● Your goal
Work out the number of lines with "December" in them. Reply with that number and no other words.

(Dataset rows)
-=-=-

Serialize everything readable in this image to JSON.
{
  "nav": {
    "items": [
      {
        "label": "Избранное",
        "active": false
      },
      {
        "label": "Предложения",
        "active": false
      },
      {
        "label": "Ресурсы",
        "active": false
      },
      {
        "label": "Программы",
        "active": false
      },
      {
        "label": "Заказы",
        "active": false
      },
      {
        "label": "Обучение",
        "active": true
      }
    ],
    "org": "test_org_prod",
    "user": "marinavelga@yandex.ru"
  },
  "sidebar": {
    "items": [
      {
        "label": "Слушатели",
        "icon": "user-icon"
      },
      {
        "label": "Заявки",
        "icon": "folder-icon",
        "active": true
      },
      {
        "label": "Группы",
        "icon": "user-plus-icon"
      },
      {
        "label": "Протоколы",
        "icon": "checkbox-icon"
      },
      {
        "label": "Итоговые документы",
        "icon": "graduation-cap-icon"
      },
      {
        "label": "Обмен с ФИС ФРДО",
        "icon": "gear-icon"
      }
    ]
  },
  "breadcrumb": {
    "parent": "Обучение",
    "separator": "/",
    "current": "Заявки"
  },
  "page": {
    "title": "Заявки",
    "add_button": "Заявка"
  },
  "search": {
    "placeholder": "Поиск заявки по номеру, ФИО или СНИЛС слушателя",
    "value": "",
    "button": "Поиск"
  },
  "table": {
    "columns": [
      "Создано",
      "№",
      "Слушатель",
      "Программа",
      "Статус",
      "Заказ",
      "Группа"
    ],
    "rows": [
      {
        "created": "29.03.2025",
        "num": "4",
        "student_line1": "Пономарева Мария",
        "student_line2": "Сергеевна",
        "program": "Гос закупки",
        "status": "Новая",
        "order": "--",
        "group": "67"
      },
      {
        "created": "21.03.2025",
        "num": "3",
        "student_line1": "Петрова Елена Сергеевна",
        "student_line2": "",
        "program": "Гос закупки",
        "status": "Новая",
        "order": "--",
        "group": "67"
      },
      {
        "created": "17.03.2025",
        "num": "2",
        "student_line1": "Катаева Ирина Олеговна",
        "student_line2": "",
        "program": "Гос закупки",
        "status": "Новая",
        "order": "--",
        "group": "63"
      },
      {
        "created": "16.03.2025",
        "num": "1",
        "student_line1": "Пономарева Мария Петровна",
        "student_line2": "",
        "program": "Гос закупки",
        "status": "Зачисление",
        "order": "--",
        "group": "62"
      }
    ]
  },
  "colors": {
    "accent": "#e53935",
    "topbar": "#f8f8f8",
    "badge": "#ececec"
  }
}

-=-=-

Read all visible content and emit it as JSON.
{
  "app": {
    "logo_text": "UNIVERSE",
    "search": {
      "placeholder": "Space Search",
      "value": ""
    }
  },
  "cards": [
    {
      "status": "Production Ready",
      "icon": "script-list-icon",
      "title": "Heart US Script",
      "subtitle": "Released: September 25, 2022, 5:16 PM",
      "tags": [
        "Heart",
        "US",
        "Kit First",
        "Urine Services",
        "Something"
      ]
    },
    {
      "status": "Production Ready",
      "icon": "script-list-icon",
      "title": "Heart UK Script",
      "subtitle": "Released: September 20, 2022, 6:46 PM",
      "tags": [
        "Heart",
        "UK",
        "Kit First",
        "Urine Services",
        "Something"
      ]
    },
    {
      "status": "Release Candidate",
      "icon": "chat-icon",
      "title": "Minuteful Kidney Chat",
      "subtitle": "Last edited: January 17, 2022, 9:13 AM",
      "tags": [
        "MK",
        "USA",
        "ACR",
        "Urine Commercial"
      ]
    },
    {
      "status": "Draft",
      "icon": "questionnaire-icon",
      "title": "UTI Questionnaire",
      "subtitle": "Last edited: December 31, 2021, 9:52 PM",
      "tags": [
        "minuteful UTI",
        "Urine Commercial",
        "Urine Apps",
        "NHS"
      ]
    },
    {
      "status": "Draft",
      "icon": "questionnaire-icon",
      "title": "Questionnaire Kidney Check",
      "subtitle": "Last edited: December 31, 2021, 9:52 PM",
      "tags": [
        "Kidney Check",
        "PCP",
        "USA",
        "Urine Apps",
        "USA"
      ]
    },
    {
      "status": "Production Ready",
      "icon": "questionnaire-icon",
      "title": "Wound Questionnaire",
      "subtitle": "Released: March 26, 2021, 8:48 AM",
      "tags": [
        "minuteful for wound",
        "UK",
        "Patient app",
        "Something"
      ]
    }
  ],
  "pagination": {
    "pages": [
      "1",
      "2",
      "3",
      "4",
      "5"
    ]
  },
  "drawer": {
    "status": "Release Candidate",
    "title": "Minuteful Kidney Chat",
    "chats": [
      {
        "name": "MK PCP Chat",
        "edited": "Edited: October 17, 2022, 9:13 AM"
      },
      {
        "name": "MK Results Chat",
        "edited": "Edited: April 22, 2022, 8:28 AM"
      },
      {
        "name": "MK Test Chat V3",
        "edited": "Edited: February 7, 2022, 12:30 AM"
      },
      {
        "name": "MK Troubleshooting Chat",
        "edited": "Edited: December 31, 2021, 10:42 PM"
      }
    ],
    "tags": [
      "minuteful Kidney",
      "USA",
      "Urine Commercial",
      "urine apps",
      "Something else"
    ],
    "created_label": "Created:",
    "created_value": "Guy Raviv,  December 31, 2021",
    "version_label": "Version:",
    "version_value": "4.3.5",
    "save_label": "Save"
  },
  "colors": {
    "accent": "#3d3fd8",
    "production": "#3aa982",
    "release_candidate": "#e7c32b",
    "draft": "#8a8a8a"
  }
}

-=-=-

● Solution for this task
4